— Start —

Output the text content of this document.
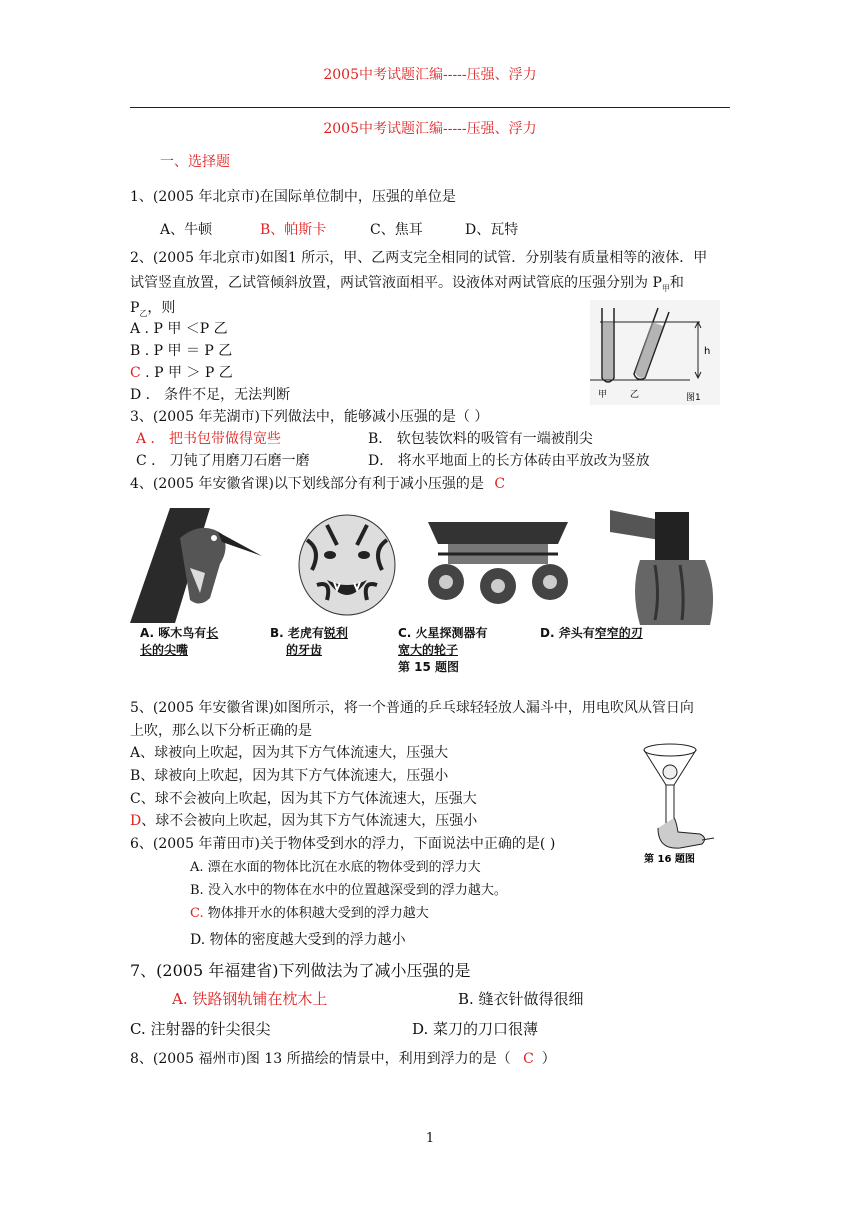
2005中考试题汇编-----压强、浮力
2005中考试题汇编-----压强、浮力
一、选择题
1、(2005 年北京市)在国际单位制中，压强的单位是
A、牛顿	B、帕斯卡	C、焦耳	D、瓦特
2、(2005 年北京市)如图1 所示，甲、乙两支完全相同的试管．分别装有质量相等的液体．甲
试管竖直放置，乙试管倾斜放置，两试管液面相平。设液体对两试管底的压强分别为 $P_甲$和
$P_乙$，则
A . P 甲 ＜P 乙
B . P 甲 ＝ P 乙
C . P 甲 ＞ P 乙
D ． 条件不足，无法判断
h
甲	乙	图1
3、(2005 年芜湖市)下列做法中，能够减小压强的是（ ）
A ． 把书包带做得宽些	B． 软包装饮料的吸管有一端被削尖
C ． 刀钝了用磨刀石磨一磨	D． 将水平地面上的长方体砖由平放改为竖放
4、(2005 年安徽省课)以下划线部分有利于减小压强的是 C
A. 啄木鸟有长
长的尖嘴
B. 老虎有锐利
的牙齿
C. 火星探测器有
宽大的轮子
第 15 题图
D. 斧头有窄窄的刃
5、(2005 年安徽省课)如图所示，将一个普通的乒乓球轻轻放人漏斗中，用电吹风从管日向
上吹，那么以下分析正确的是
A、球被向上吹起，因为其下方气体流速大，压强大
B、球被向上吹起，因为其下方气体流速大，压强小
C、球不会被向上吹起，因为其下方气体流速大，压强大
D、球不会被向上吹起，因为其下方气体流速大，压强小
第 16 题图
6、(2005 年莆田市)关于物体受到水的浮力，下面说法中正确的是( )
A. 漂在水面的物体比沉在水底的物体受到的浮力大
B. 没入水中的物体在水中的位置越深受到的浮力越大。
C. 物体排开水的体积越大受到的浮力越大
D. 物体的密度越大受到的浮力越小
7、(2005 年福建省)下列做法为了减小压强的是
A. 铁路钢轨铺在枕木上	B. 缝衣针做得很细
C. 注射器的针尖很尖	D. 菜刀的刀口很薄
8、(2005 福州市)图 13 所描绘的情景中，利用到浮力的是（ C ）
1
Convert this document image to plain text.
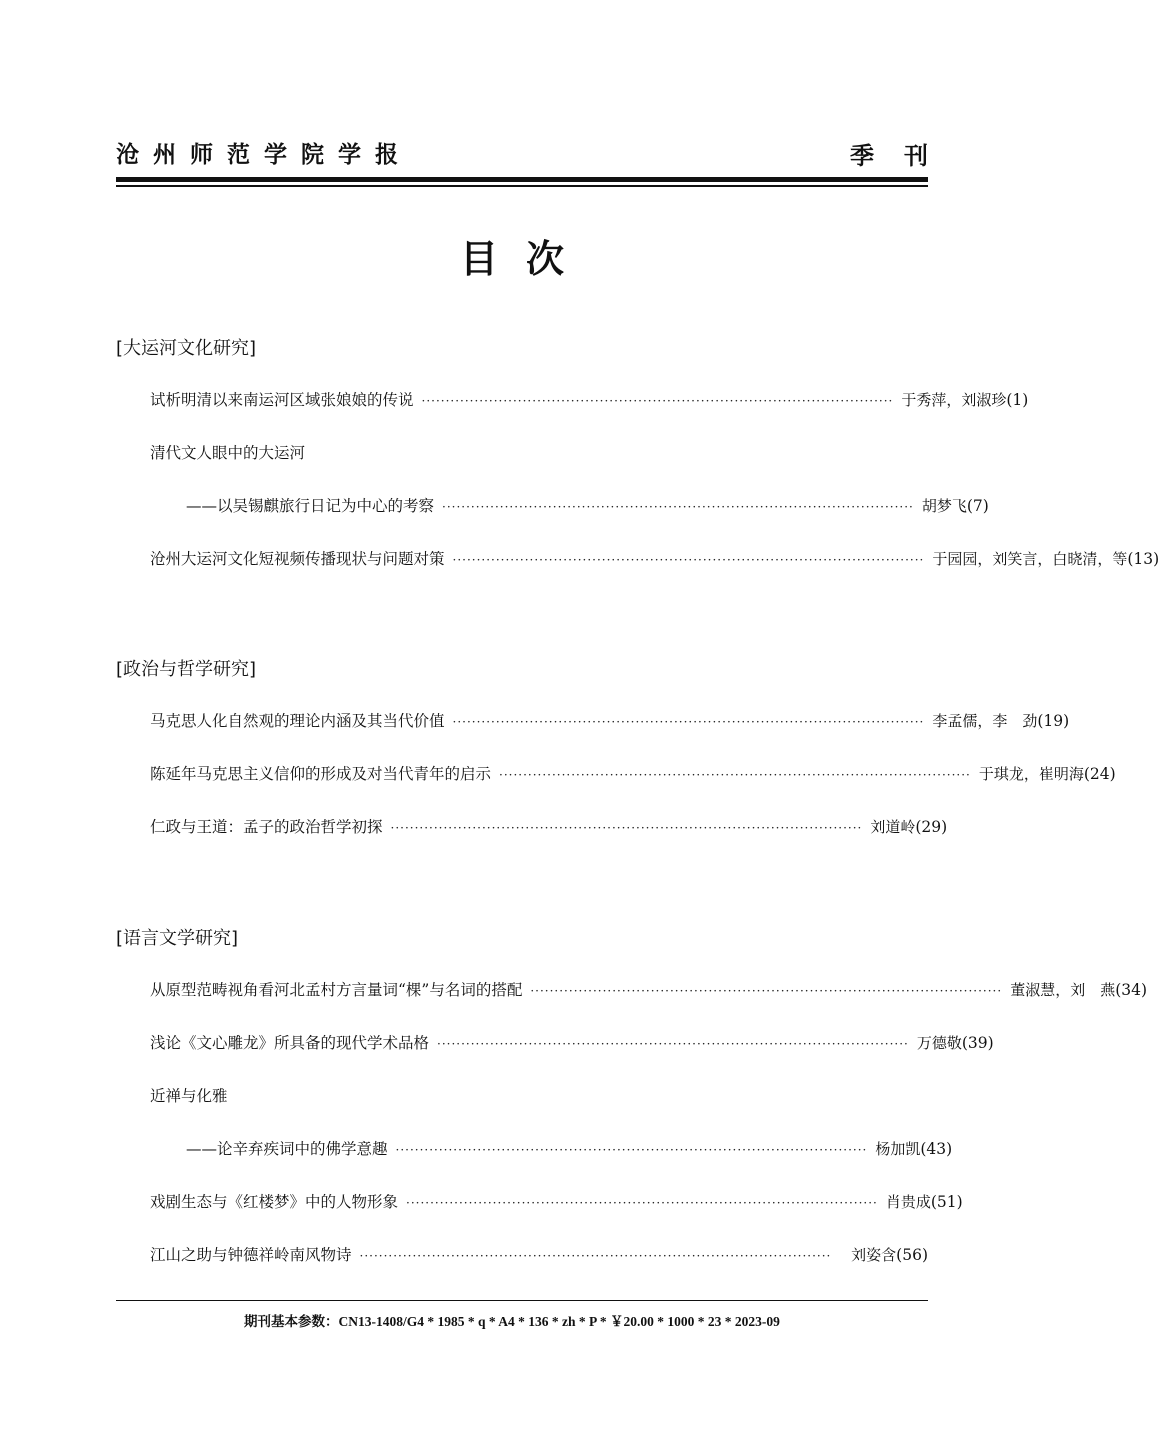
沧州师范学院学报	季刊
目次
[大运河文化研究]
试析明清以来南运河区域张娘娘的传说 ·································································································· 于秀萍，刘淑珍 (1)
清代文人眼中的大运河
——以吴锡麒旅行日记为中心的考察 ·································································································· 胡梦飞 (7)
沧州大运河文化短视频传播现状与问题对策 ·································································································· 于园园，刘笑言，白晓清，等 (13)
[政治与哲学研究]
马克思人化自然观的理论内涵及其当代价值 ·································································································· 李孟儒，李　劲 (19)
陈延年马克思主义信仰的形成及对当代青年的启示 ·································································································· 于琪龙，崔明海 (24)
仁政与王道：孟子的政治哲学初探 ·································································································· 刘道岭 (29)
[语言文学研究]
从原型范畴视角看河北孟村方言量词“棵”与名词的搭配 ·································································································· 董淑慧，刘　燕 (34)
浅论《文心雕龙》所具备的现代学术品格 ·································································································· 万德敬 (39)
近禅与化雅
——论辛弃疾词中的佛学意趣 ·································································································· 杨加凯 (43)
戏剧生态与《红楼梦》中的人物形象 ·································································································· 肖贵成 (51)
江山之助与钟德祥岭南风物诗 ··································································································	刘姿含 (56)
期刊基本参数：CN13-1408/G4 * 1985 * q * A4 * 136 * zh * P * ￥20.00 * 1000 * 23 * 2023-09
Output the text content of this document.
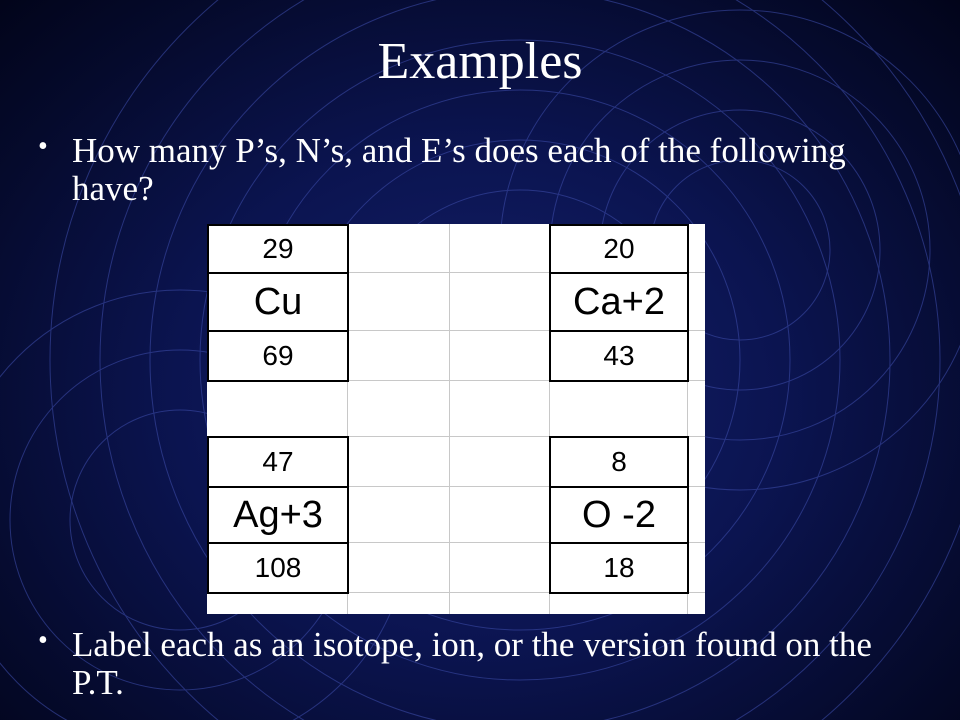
Examples
• How many P’s, N’s, and E’s does each of the following have?
29
Cu
69
20
Ca+2
43
47
Ag+3
108
8
O -2
18
• Label each as an isotope, ion, or the version found on the P.T.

— End —

◆ Short problem
Locate the word "球不会被向上吹起" in the data above. Copy every line carrying it.

◆ Solution to this task
C、球不会被向上吹起，因为其下方气体流速大，压强大
D、球不会被向上吹起，因为其下方气体流速大，压强小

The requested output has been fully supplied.